Given text

**********

Giancarlo Stanton and Aaron Hicks didn’t have 2019 seasons’ to remember. Both Yankees suffered a number of injuries that cut their campaigns short. The Next Men Up, namely Mike Tauchman and Cameron Maybin, helped the Bombers overcome the lengthy absences of Stanton and Hicks.
Hicks was decent when healthy, but certainly not at his best either. He appeared in 52 regular season games and recorded a 102 wRC+ on a .235/.325/.443 batting line. He struck out a ton (28.1 percent), much higher than recent years. On the bright side, Hicks still walked aplenty (12.2 percent) as usual. Meanwhile, Stanton barely saw any action this year. He posted good numbers in very limited action (139 wRC+ in 18 games and 2 plate appearances).
Both Hicks and Stanton had injury issues very early on.
For most of spring training, Hicks struggled to return from a lower back strain. Frustratingly, he had what seemed like a million false starts in his recovery. At first, there was little concern about his readiness for opening day because the initial stiffness occurred very early in March. But numerous delays eventually piled up to the point that he couldn’t return to the majors until the ides of May.
Stanton made it through spring training unscathed, but it didn’t take long for him to go down once the regular season began. He strained his bicep on a swing just a few games in, and wouldn’t be seen again until late June. What seemed like would be an injury that would only keep him out for a few weeks turned into about two and a half months. He had a couple of setbacks while recovering, including a calf strain and a mysterious shoulder “thing”. It was a bizarre situation, as Randy noted earlier this year.

**********

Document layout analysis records

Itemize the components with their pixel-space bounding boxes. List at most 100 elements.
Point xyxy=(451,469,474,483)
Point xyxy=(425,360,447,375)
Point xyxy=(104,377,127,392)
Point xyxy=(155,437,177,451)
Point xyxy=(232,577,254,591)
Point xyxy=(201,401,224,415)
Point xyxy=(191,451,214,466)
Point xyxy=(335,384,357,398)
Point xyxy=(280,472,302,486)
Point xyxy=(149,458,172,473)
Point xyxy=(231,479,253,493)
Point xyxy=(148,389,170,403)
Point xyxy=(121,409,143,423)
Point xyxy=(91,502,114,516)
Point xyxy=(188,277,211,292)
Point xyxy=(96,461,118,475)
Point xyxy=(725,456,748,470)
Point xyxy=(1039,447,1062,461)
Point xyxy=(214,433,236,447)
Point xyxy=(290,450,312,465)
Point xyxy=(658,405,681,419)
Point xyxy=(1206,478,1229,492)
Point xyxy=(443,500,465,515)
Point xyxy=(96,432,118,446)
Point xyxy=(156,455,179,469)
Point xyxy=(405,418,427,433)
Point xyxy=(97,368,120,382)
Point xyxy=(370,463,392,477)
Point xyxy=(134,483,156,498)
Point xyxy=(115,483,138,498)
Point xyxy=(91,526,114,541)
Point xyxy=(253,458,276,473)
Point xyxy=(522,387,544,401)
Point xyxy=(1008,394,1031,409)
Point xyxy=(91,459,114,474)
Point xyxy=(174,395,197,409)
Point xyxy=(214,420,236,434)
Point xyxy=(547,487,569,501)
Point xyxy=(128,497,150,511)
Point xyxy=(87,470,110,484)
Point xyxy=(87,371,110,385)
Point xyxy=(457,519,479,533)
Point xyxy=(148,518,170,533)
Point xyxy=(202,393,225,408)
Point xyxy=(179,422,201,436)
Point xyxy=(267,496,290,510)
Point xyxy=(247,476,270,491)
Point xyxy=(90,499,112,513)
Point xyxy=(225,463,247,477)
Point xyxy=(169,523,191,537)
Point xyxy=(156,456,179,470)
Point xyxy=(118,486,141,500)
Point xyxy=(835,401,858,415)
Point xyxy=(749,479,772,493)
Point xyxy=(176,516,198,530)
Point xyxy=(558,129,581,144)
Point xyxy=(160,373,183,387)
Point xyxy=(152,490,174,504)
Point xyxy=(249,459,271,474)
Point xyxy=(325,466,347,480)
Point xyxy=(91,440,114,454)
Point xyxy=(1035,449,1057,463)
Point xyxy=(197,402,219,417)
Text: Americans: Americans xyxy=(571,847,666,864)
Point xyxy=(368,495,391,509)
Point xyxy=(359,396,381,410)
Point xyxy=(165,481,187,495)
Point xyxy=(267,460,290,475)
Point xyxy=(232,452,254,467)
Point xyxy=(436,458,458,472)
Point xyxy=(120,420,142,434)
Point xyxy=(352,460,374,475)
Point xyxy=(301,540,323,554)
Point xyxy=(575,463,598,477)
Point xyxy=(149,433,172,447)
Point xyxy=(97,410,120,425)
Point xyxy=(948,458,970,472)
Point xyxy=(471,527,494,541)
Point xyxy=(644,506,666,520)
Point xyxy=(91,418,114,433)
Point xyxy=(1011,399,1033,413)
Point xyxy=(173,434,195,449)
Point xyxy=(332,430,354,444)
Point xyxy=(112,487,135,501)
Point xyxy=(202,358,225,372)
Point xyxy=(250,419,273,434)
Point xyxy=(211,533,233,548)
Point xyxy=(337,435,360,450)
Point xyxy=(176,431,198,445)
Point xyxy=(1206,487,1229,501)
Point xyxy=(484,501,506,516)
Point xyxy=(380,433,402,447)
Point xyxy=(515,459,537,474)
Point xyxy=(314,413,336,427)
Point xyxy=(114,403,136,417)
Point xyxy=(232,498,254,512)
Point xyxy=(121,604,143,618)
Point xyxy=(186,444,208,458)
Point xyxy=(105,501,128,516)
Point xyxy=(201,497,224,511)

**********

Task instructions
Answer these questions using the text about Stanton and Hicks:
1. What strikeout rate did Hicks have?
2. What injury did Hicks struggle to come back from during spring training?
3. What did Stanton strain on a swing a few games into the regular season?
The records have nothing to do with the text about Stanton and Hicks.

Finished exercise
1. 28.1 percent
2. A lower back strain
3. His bicep